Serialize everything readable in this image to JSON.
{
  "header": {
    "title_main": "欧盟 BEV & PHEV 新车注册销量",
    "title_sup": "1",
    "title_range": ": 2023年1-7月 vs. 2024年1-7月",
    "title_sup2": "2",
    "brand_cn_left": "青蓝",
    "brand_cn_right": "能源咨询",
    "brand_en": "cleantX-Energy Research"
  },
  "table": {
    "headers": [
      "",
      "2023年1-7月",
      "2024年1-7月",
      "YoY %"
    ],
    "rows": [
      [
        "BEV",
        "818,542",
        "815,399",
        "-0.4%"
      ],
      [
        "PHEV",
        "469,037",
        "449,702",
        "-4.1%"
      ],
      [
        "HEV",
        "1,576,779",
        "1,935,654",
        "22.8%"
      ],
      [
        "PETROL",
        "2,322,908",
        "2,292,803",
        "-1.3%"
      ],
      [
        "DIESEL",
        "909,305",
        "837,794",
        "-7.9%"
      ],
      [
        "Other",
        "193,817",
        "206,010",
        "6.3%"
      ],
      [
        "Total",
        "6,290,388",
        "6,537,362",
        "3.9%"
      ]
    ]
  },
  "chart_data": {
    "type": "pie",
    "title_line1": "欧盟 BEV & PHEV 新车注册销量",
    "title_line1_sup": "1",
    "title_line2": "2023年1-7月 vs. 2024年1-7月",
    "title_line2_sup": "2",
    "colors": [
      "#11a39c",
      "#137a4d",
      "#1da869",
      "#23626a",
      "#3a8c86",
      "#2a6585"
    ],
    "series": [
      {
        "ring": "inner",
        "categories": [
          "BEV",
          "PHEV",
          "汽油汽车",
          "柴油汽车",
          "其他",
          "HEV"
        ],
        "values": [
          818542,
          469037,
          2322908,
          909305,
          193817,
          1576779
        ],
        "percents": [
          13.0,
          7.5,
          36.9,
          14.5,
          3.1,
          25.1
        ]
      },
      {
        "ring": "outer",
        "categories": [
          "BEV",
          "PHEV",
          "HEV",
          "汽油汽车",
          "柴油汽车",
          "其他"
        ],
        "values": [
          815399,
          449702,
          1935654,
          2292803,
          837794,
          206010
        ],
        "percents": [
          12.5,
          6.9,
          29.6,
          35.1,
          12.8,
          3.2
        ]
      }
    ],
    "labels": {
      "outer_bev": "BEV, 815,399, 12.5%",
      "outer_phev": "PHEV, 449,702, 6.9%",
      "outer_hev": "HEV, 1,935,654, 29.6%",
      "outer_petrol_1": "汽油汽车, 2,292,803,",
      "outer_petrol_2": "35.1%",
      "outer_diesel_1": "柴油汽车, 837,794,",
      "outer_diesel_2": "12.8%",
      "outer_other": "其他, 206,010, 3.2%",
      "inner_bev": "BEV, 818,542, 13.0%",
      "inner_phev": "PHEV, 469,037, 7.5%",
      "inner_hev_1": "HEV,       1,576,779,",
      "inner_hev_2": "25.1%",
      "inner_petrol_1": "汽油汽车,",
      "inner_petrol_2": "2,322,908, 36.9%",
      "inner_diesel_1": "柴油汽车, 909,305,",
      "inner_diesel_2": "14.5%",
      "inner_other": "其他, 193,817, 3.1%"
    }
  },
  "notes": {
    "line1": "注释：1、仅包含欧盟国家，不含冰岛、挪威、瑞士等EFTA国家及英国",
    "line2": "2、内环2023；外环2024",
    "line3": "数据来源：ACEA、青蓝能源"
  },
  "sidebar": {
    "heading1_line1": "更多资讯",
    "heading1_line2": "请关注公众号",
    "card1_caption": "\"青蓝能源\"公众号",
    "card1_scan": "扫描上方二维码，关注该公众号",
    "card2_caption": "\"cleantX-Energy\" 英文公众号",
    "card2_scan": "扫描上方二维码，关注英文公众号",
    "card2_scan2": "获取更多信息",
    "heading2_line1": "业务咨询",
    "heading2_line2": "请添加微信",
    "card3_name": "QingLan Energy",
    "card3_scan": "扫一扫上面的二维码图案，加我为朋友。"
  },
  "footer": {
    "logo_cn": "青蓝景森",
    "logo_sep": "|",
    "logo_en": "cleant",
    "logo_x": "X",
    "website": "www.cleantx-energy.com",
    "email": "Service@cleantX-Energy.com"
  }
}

--------------------------------

§ **WRITTEN REQUEST**
Copy, from the material, each line that holds the string "PHEV".

§ **EXERCISE RESPONSE**
    "title_main": "欧盟 BEV & PHEV 新车注册销量",
        "PHEV",
    "title_line1": "欧盟 BEV & PHEV 新车注册销量",
          "PHEV",
          "PHEV",
      "outer_phev": "PHEV, 449,702, 6.9%",
      "inner_phev": "PHEV, 469,037, 7.5%",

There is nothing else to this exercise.